**Records**
* * * * * * *
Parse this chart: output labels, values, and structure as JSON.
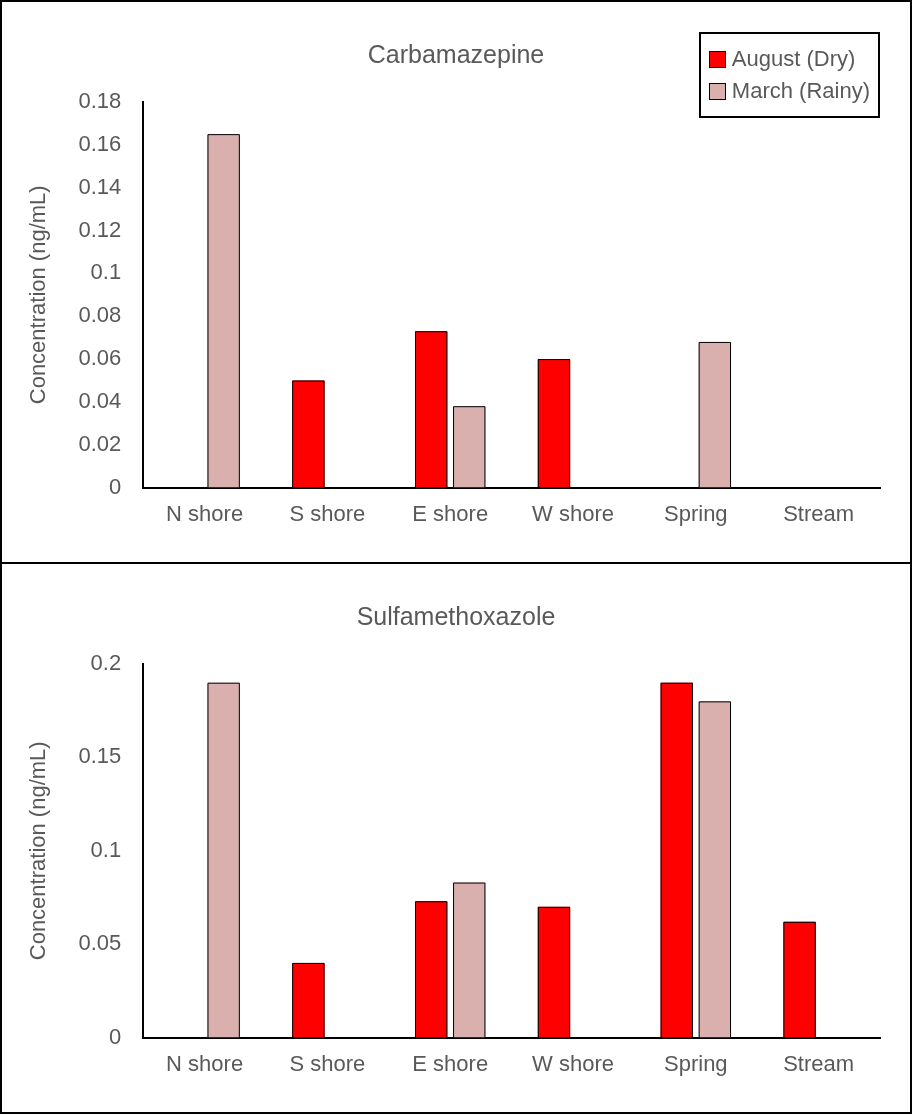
{
  "chart_data": [
    {
      "type": "bar",
      "title": "Carbamazepine",
      "ylabel": "Concentration (ng/mL)",
      "categories": [
        "N shore",
        "S shore",
        "E shore",
        "W shore",
        "Spring",
        "Stream"
      ],
      "series": [
        {
          "name": "August (Dry)",
          "color": "#ff0000",
          "values": [
            null,
            0.05,
            0.073,
            0.06,
            null,
            null
          ]
        },
        {
          "name": "March (Rainy)",
          "color": "#d9b0ae",
          "values": [
            0.165,
            null,
            0.038,
            null,
            0.068,
            null
          ]
        }
      ],
      "ylim": [
        0,
        0.18
      ],
      "yticks": [
        0,
        0.02,
        0.04,
        0.06,
        0.08,
        0.1,
        0.12,
        0.14,
        0.16,
        0.18
      ],
      "grid": false,
      "legend": "top right"
    },
    {
      "type": "bar",
      "title": "Sulfamethoxazole",
      "ylabel": "Concentration (ng/mL)",
      "categories": [
        "N shore",
        "S shore",
        "E shore",
        "W shore",
        "Spring",
        "Stream"
      ],
      "series": [
        {
          "color": "#ff0000",
          "values": [
            null,
            0.04,
            0.073,
            0.07,
            0.19,
            0.062
          ]
        },
        {
          "color": "#d9b0ae",
          "values": [
            0.19,
            null,
            0.083,
            null,
            0.18,
            null
          ]
        }
      ],
      "ylim": [
        0,
        0.2
      ],
      "yticks": [
        0,
        0.05,
        0.1,
        0.15,
        0.2
      ],
      "grid": false,
      "legend": false
    }
  ]
}
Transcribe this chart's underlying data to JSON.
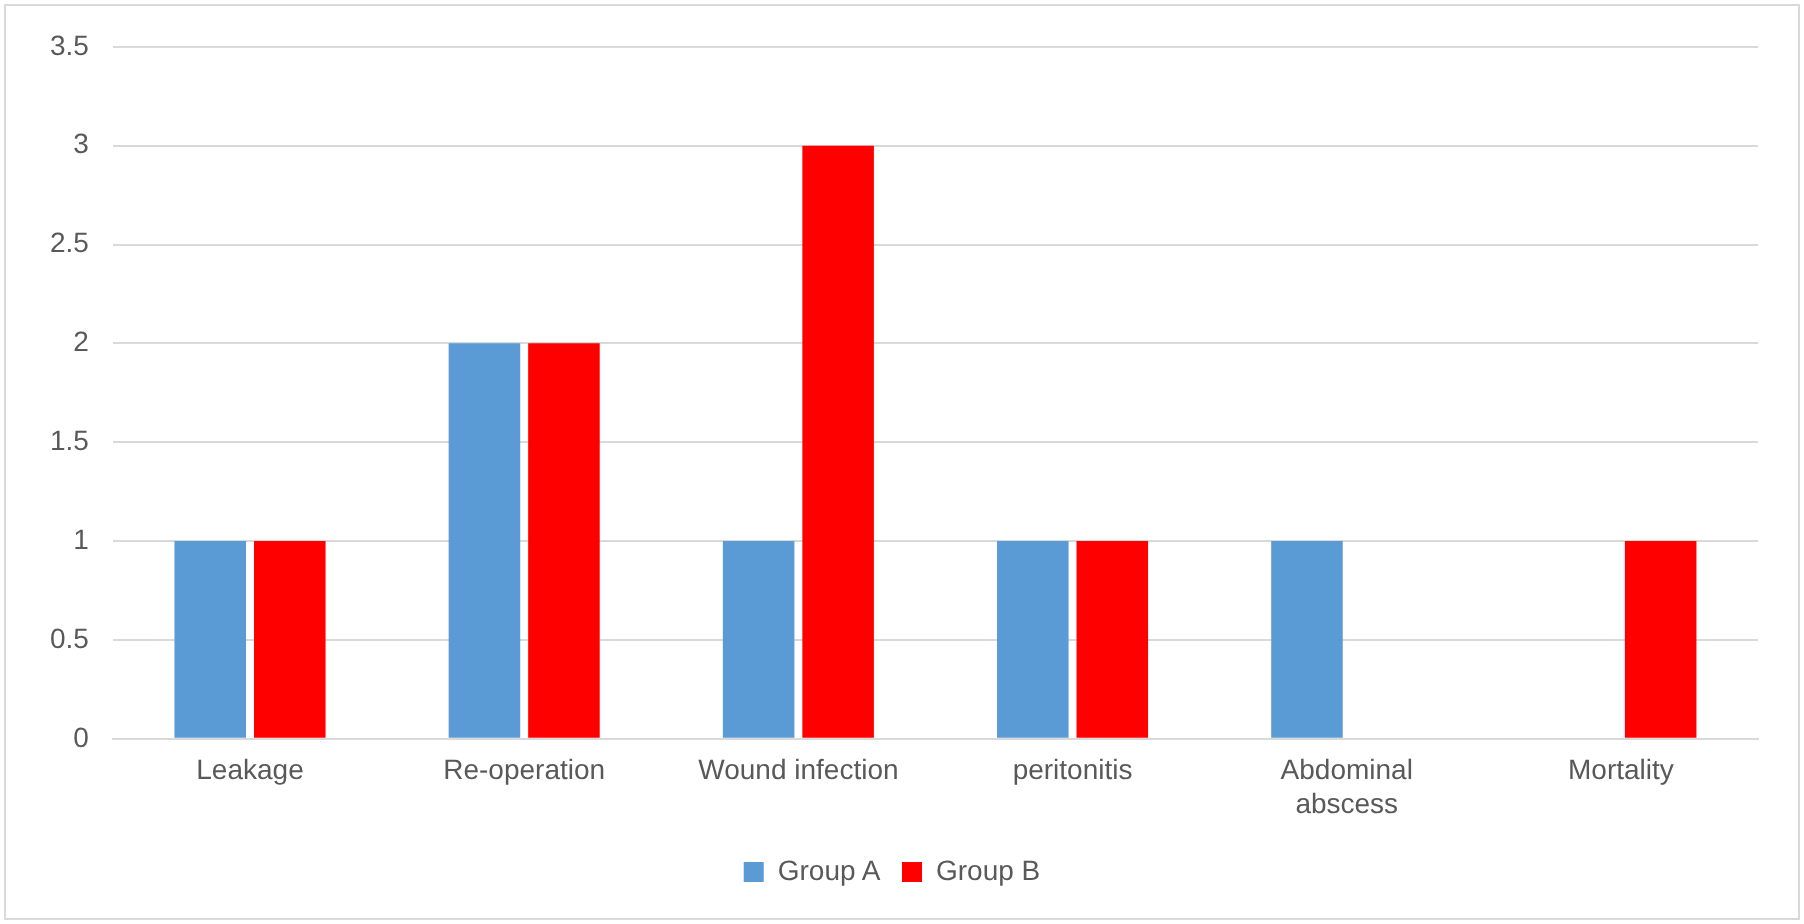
* * * * * * *
**What the task asks**
Your copy should hold every record word for word and none of the pictures.

**Result for this exercise**
Parse this chart: output labels, values, and structure as JSON.
{
  "chart_data": [
    {
      "type": "bar",
      "title": "Carbamazepine",
      "ylabel": "Concentration (ng/mL)",
      "categories": [
        "N shore",
        "S shore",
        "E shore",
        "W shore",
        "Spring",
        "Stream"
      ],
      "series": [
        {
          "name": "August (Dry)",
          "color": "#ff0000",
          "values": [
            null,
            0.05,
            0.073,
            0.06,
            null,
            null
          ]
        },
        {
          "name": "March (Rainy)",
          "color": "#d9b0ae",
          "values": [
            0.165,
            null,
            0.038,
            null,
            0.068,
            null
          ]
        }
      ],
      "ylim": [
        0,
        0.18
      ],
      "yticks": [
        0,
        0.02,
        0.04,
        0.06,
        0.08,
        0.1,
        0.12,
        0.14,
        0.16,
        0.18
      ],
      "grid": false,
      "legend": "top right"
    },
    {
      "type": "bar",
      "title": "Sulfamethoxazole",
      "ylabel": "Concentration (ng/mL)",
      "categories": [
        "N shore",
        "S shore",
        "E shore",
        "W shore",
        "Spring",
        "Stream"
      ],
      "series": [
        {
          "color": "#ff0000",
          "values": [
            null,
            0.04,
            0.073,
            0.07,
            0.19,
            0.062
          ]
        },
        {
          "color": "#d9b0ae",
          "values": [
            0.19,
            null,
            0.083,
            null,
            0.18,
            null
          ]
        }
      ],
      "ylim": [
        0,
        0.2
      ],
      "yticks": [
        0,
        0.05,
        0.1,
        0.15,
        0.2
      ],
      "grid": false,
      "legend": false
    }
  ]
}
Transcribe this chart's underlying data to JSON.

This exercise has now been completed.